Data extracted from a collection
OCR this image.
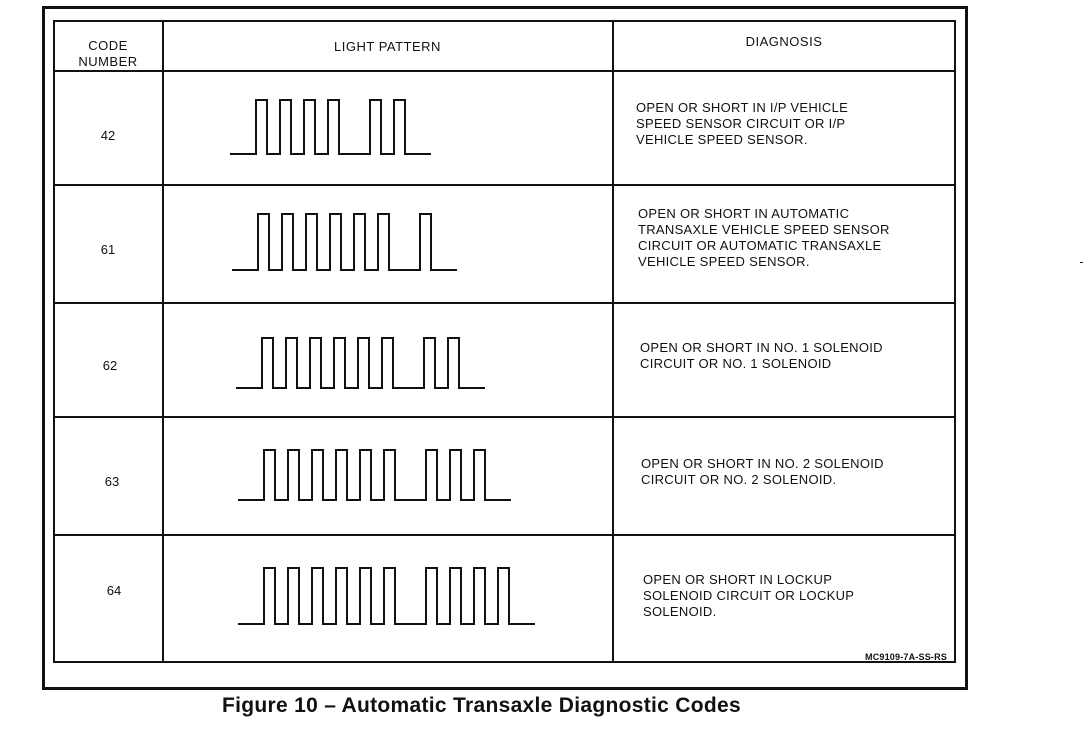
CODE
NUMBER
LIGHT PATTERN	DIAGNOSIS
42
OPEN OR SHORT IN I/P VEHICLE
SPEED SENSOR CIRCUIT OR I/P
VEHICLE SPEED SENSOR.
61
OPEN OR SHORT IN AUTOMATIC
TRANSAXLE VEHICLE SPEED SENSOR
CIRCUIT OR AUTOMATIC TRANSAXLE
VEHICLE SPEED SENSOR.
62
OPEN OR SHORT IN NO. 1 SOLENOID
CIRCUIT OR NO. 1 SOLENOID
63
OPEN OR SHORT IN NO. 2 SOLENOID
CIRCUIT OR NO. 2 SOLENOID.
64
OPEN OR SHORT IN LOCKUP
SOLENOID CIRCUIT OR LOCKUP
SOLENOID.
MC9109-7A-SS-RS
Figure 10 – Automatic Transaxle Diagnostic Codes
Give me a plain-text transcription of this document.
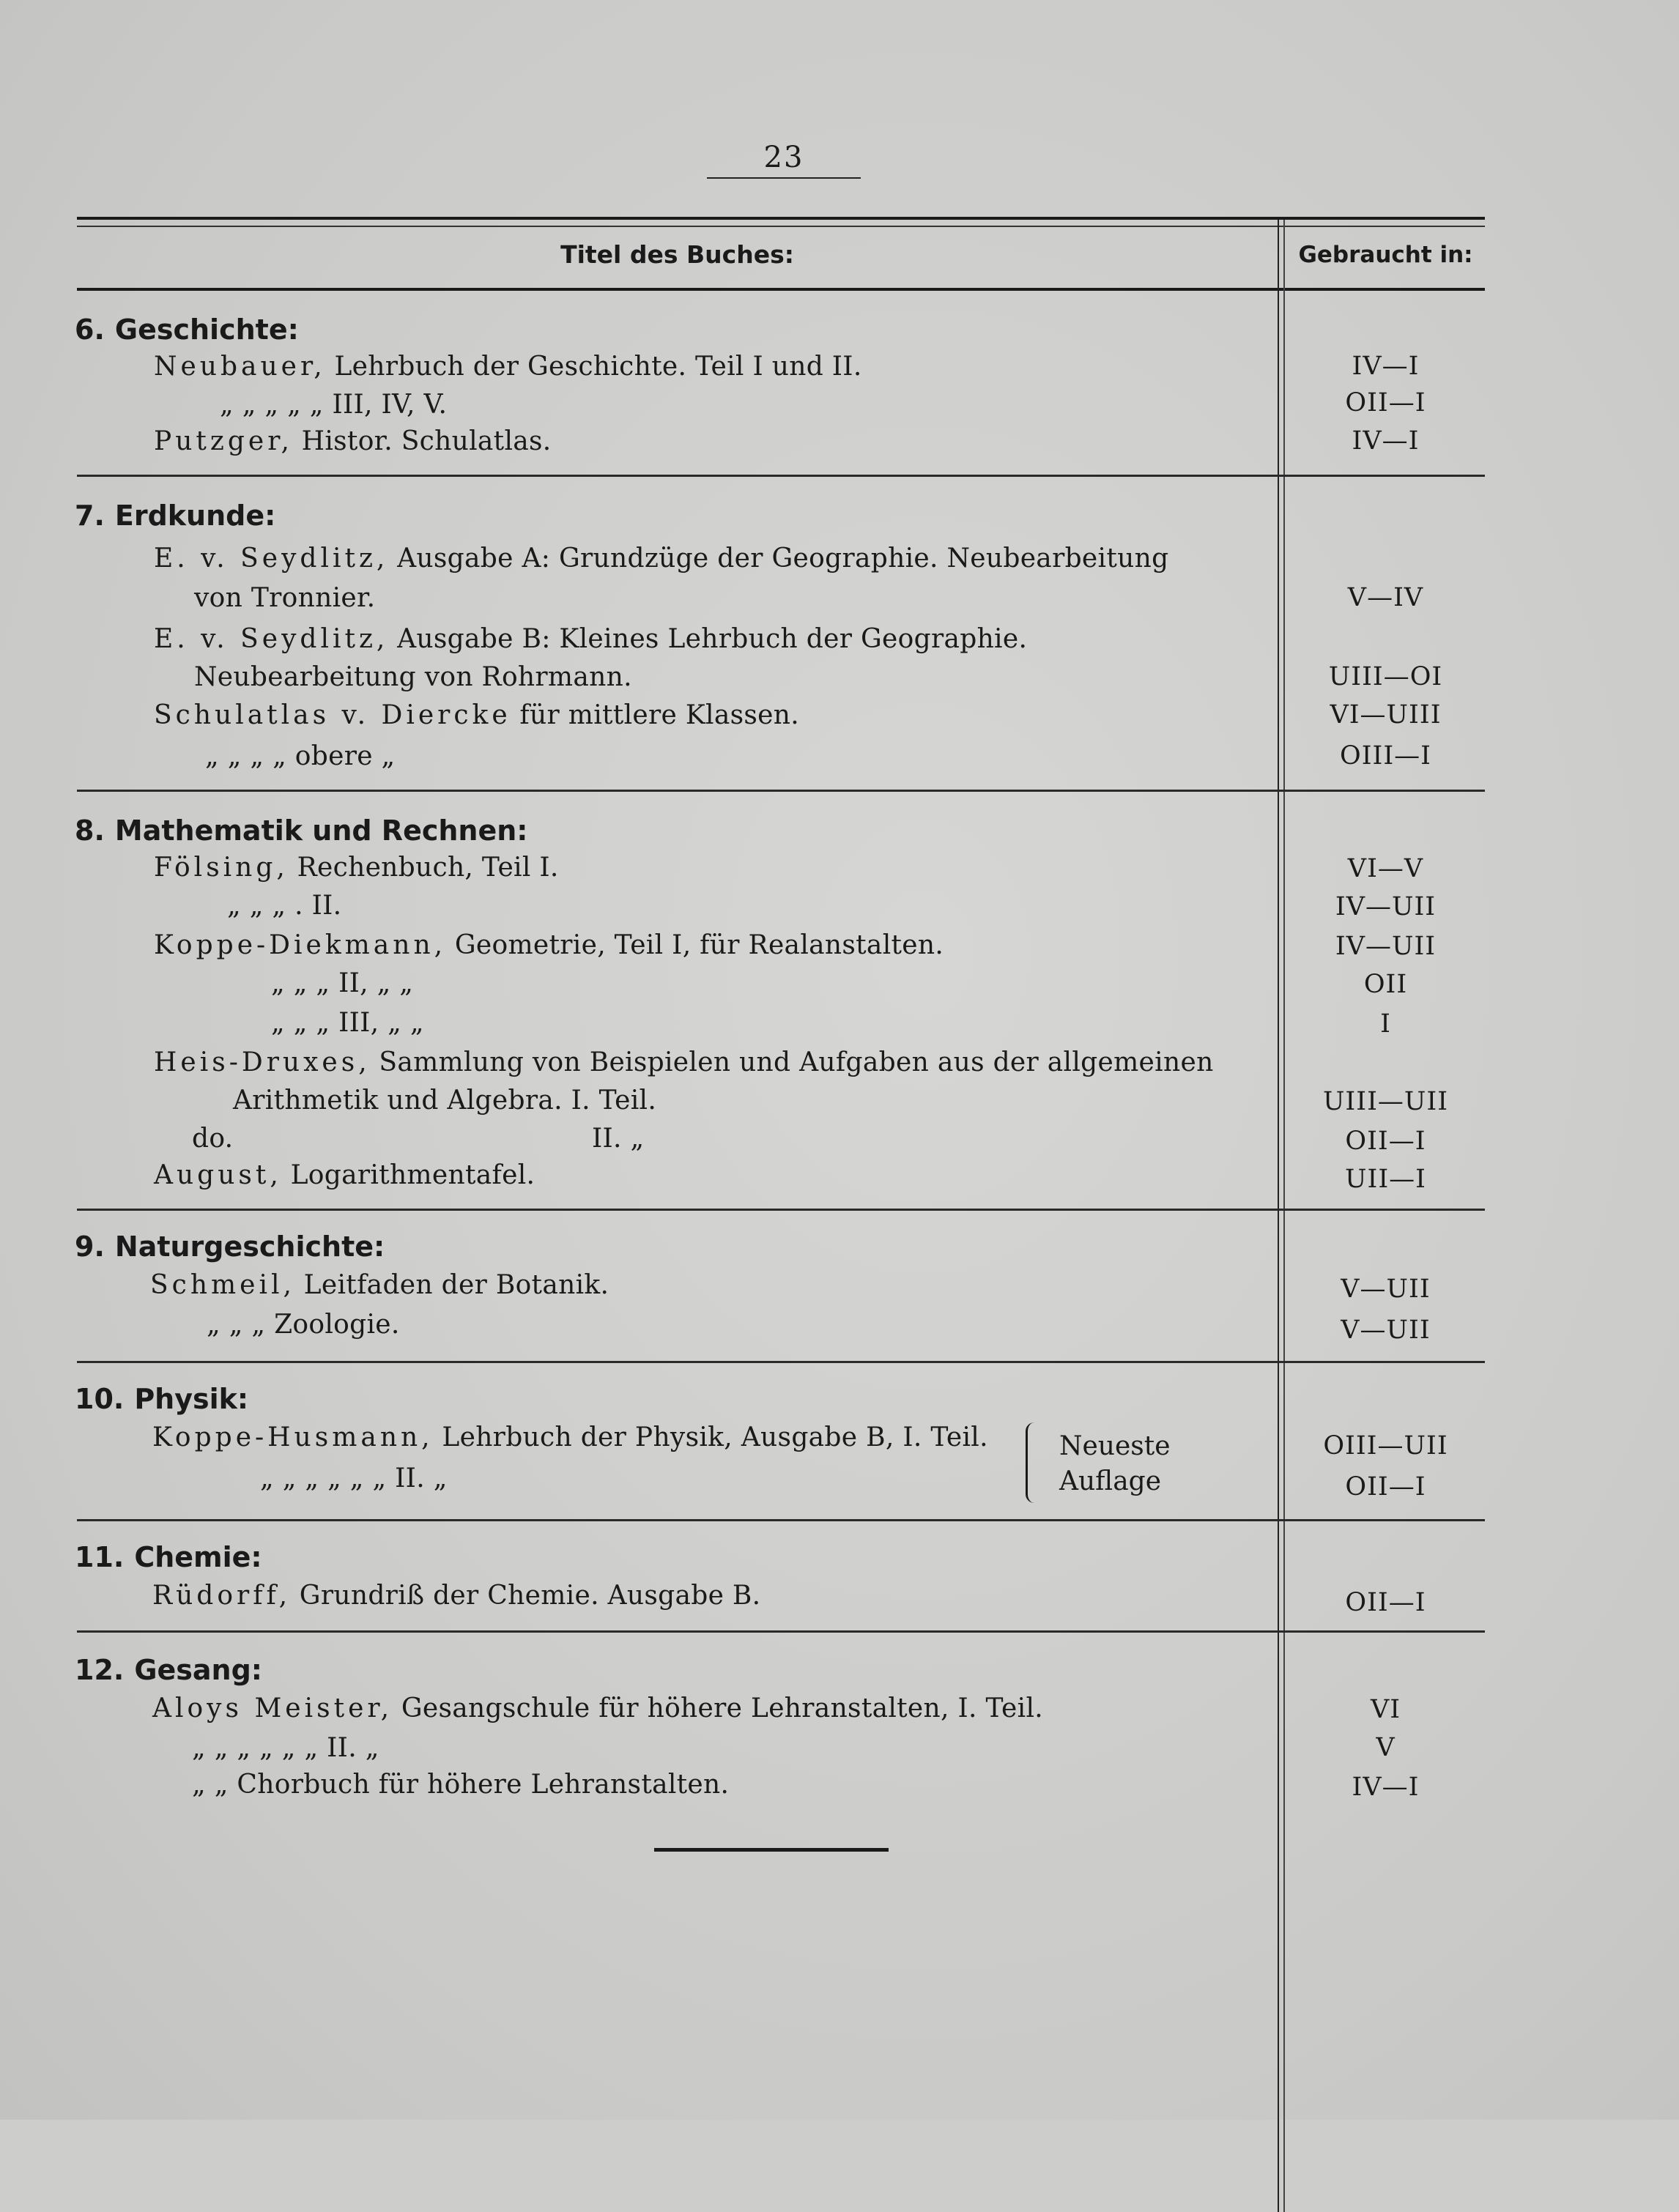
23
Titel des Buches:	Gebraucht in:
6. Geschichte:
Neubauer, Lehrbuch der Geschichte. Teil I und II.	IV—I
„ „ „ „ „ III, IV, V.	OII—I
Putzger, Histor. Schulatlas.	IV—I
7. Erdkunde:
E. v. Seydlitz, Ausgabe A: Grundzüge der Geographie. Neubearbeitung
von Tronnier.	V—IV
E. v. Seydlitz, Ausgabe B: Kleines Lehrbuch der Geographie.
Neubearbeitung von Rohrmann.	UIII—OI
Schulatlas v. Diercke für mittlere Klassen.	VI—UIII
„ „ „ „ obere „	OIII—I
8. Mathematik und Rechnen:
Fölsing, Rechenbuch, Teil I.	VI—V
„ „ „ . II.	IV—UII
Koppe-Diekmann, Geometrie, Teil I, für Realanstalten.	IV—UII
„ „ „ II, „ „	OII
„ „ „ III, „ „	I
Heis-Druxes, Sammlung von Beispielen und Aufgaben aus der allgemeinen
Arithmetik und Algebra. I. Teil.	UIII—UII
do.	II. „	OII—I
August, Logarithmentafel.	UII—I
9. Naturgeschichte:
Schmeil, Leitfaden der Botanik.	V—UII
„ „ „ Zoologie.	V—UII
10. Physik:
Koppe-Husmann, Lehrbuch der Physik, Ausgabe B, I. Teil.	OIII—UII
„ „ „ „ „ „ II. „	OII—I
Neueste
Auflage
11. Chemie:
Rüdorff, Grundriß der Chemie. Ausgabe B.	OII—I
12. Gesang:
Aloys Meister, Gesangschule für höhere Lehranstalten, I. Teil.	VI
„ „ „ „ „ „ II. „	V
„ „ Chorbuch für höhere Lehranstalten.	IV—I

Instructions for the task
Do not include pictures. Copy only the lines running from the line with "Give me a plain-text" through the last line of the records, exactly as they appear.

Solution to this exercise
Give me a plain-text transcription of this document.
23
Titel des Buches:	Gebraucht in:
6. Geschichte:
Neubauer, Lehrbuch der Geschichte. Teil I und II.	IV—I
„ „ „ „ „ III, IV, V.	OII—I
Putzger, Histor. Schulatlas.	IV—I
7. Erdkunde:
E. v. Seydlitz, Ausgabe A: Grundzüge der Geographie. Neubearbeitung
von Tronnier.	V—IV
E. v. Seydlitz, Ausgabe B: Kleines Lehrbuch der Geographie.
Neubearbeitung von Rohrmann.	UIII—OI
Schulatlas v. Diercke für mittlere Klassen.	VI—UIII
„ „ „ „ obere „	OIII—I
8. Mathematik und Rechnen:
Fölsing, Rechenbuch, Teil I.	VI—V
„ „ „ . II.	IV—UII
Koppe-Diekmann, Geometrie, Teil I, für Realanstalten.	IV—UII
„ „ „ II, „ „	OII
„ „ „ III, „ „	I
Heis-Druxes, Sammlung von Beispielen und Aufgaben aus der allgemeinen
Arithmetik und Algebra. I. Teil.	UIII—UII
do.	II. „	OII—I
August, Logarithmentafel.	UII—I
9. Naturgeschichte:
Schmeil, Leitfaden der Botanik.	V—UII
„ „ „ Zoologie.	V—UII
10. Physik:
Koppe-Husmann, Lehrbuch der Physik, Ausgabe B, I. Teil.	OIII—UII
„ „ „ „ „ „ II. „	OII—I
Neueste
Auflage
11. Chemie:
Rüdorff, Grundriß der Chemie. Ausgabe B.	OII—I
12. Gesang:
Aloys Meister, Gesangschule für höhere Lehranstalten, I. Teil.	VI
„ „ „ „ „ „ II. „	V
„ „ Chorbuch für höhere Lehranstalten.	IV—I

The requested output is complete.